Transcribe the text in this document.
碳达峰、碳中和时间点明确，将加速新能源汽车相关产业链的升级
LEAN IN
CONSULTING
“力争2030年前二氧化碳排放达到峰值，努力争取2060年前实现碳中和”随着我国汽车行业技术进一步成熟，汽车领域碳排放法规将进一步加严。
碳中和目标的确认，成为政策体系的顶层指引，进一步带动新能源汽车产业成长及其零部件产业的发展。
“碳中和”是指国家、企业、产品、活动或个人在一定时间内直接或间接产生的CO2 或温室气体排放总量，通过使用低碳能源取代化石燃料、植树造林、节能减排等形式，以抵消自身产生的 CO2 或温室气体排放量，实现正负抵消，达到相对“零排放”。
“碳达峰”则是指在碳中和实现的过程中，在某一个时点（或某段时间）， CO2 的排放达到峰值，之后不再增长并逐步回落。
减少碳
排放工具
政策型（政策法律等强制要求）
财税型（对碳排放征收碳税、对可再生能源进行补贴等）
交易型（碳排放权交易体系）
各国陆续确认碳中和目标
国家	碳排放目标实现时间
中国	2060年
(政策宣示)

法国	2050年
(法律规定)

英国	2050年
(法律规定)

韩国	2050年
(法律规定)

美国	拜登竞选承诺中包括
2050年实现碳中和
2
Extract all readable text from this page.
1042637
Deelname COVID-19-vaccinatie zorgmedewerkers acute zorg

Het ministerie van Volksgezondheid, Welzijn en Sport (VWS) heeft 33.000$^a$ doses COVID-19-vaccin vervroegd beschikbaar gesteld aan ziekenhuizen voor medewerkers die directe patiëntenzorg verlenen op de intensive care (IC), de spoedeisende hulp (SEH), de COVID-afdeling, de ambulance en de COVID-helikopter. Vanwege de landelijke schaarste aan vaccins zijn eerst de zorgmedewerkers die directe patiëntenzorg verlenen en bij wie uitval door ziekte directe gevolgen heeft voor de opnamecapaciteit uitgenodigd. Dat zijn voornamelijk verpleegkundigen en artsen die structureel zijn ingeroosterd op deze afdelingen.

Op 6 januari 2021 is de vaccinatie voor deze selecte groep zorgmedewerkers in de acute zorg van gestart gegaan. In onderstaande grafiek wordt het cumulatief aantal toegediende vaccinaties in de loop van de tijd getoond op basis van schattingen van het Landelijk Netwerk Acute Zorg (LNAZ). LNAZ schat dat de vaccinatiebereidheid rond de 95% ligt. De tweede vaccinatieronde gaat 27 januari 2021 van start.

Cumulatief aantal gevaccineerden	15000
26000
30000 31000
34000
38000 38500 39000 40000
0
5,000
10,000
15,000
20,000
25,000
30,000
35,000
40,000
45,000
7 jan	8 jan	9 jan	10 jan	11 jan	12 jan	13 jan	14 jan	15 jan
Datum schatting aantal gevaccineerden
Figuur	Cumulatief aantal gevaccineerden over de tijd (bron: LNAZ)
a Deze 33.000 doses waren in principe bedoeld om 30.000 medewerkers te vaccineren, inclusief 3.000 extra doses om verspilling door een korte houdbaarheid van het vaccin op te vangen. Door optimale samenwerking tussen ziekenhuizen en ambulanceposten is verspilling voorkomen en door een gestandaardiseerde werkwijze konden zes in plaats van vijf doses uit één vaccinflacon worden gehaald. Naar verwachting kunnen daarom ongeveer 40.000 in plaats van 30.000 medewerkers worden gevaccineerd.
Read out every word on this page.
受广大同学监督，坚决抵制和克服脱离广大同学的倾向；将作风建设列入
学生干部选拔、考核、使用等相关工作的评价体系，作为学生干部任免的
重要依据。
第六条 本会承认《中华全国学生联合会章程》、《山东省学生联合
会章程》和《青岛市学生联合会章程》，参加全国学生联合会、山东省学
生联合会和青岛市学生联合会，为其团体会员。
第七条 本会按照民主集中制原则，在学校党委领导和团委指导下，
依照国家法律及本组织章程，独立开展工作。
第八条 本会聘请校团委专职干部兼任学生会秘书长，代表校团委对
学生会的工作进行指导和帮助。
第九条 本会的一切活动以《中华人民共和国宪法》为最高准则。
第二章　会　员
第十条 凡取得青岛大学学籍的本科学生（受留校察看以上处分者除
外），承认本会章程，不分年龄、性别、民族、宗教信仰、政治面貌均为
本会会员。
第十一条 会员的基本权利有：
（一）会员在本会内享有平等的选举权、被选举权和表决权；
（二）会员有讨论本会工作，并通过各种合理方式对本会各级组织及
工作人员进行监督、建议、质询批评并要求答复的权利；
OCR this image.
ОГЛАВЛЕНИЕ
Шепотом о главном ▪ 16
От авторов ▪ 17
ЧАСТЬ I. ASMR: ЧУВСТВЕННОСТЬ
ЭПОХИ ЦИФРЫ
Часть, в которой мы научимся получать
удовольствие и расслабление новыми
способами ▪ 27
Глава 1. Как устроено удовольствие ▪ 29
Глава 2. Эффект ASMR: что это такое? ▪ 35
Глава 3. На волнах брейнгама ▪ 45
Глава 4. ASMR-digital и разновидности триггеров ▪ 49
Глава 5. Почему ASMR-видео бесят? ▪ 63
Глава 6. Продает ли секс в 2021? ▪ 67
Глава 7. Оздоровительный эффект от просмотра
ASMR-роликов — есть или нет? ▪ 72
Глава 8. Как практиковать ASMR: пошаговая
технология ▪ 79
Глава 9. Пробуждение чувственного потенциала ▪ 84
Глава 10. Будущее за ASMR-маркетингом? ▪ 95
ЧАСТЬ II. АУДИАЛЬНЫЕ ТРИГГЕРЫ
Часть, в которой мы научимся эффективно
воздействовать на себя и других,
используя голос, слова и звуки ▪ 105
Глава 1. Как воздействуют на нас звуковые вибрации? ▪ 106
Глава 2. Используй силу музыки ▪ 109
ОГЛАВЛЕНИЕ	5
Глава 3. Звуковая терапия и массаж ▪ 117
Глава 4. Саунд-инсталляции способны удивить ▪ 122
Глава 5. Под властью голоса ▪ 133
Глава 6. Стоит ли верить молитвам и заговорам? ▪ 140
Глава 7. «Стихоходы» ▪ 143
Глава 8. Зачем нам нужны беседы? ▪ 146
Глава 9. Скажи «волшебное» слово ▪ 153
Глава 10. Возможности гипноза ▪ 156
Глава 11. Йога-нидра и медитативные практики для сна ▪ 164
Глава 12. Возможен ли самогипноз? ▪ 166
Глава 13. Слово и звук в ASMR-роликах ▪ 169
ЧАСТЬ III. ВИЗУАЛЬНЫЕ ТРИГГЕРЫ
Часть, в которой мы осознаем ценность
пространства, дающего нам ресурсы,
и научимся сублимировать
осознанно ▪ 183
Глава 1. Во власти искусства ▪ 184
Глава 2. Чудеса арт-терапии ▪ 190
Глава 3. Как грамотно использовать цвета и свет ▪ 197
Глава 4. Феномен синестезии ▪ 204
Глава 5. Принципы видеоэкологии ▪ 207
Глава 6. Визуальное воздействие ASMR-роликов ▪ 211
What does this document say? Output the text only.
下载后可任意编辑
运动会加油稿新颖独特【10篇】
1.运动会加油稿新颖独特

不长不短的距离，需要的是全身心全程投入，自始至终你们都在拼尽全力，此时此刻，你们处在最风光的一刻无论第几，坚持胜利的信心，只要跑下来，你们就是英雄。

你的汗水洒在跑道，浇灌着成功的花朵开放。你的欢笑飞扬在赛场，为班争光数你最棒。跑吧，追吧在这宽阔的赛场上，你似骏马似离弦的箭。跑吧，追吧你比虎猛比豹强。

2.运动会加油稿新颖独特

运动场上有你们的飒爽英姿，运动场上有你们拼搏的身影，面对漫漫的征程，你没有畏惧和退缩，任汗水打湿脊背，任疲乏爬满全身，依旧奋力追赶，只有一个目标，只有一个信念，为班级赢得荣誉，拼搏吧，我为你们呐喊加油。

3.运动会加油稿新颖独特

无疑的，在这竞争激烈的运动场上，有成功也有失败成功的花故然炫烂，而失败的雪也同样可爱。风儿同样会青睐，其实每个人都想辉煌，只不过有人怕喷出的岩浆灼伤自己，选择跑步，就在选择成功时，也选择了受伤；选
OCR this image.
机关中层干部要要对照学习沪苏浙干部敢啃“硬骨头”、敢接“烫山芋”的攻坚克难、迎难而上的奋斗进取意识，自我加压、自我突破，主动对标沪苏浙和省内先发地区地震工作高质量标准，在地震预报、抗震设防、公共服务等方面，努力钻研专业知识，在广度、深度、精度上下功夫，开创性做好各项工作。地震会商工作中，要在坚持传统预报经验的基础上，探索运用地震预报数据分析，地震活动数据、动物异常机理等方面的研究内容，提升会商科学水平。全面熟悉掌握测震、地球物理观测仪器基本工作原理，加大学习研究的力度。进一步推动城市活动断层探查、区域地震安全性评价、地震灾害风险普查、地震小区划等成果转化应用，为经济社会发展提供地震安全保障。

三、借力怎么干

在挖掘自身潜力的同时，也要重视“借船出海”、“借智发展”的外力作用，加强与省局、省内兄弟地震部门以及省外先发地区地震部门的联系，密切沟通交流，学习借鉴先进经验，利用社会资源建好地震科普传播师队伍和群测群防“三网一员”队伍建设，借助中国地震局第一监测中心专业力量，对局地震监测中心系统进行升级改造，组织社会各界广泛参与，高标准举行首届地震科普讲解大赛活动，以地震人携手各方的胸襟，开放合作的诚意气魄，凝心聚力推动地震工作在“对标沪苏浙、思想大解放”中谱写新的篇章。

- - -

**What is being asked**
Copy exactly, word for word, the line with "What does this" through the final line of the listing.

**In response**
What does this document say? Output the text only.
下载后可任意编辑
运动会加油稿新颖独特【10篇】
1.运动会加油稿新颖独特

不长不短的距离，需要的是全身心全程投入，自始至终你们都在拼尽全力，此时此刻，你们处在最风光的一刻无论第几，坚持胜利的信心，只要跑下来，你们就是英雄。

你的汗水洒在跑道，浇灌着成功的花朵开放。你的欢笑飞扬在赛场，为班争光数你最棒。跑吧，追吧在这宽阔的赛场上，你似骏马似离弦的箭。跑吧，追吧你比虎猛比豹强。

2.运动会加油稿新颖独特

运动场上有你们的飒爽英姿，运动场上有你们拼搏的身影，面对漫漫的征程，你没有畏惧和退缩，任汗水打湿脊背，任疲乏爬满全身，依旧奋力追赶，只有一个目标，只有一个信念，为班级赢得荣誉，拼搏吧，我为你们呐喊加油。

3.运动会加油稿新颖独特

无疑的，在这竞争激烈的运动场上，有成功也有失败成功的花故然炫烂，而失败的雪也同样可爱。风儿同样会青睐，其实每个人都想辉煌，只不过有人怕喷出的岩浆灼伤自己，选择跑步，就在选择成功时，也选择了受伤；选
OCR this image.
机关中层干部要要对照学习沪苏浙干部敢啃“硬骨头”、敢接“烫山芋”的攻坚克难、迎难而上的奋斗进取意识，自我加压、自我突破，主动对标沪苏浙和省内先发地区地震工作高质量标准，在地震预报、抗震设防、公共服务等方面，努力钻研专业知识，在广度、深度、精度上下功夫，开创性做好各项工作。地震会商工作中，要在坚持传统预报经验的基础上，探索运用地震预报数据分析，地震活动数据、动物异常机理等方面的研究内容，提升会商科学水平。全面熟悉掌握测震、地球物理观测仪器基本工作原理，加大学习研究的力度。进一步推动城市活动断层探查、区域地震安全性评价、地震灾害风险普查、地震小区划等成果转化应用，为经济社会发展提供地震安全保障。

三、借力怎么干

在挖掘自身潜力的同时，也要重视“借船出海”、“借智发展”的外力作用，加强与省局、省内兄弟地震部门以及省外先发地区地震部门的联系，密切沟通交流，学习借鉴先进经验，利用社会资源建好地震科普传播师队伍和群测群防“三网一员”队伍建设，借助中国地震局第一监测中心专业力量，对局地震监测中心系统进行升级改造，组织社会各界广泛参与，高标准举行首届地震科普讲解大赛活动，以地震人携手各方的胸襟，开放合作的诚意气魄，凝心聚力推动地震工作在“对标沪苏浙、思想大解放”中谱写新的篇章。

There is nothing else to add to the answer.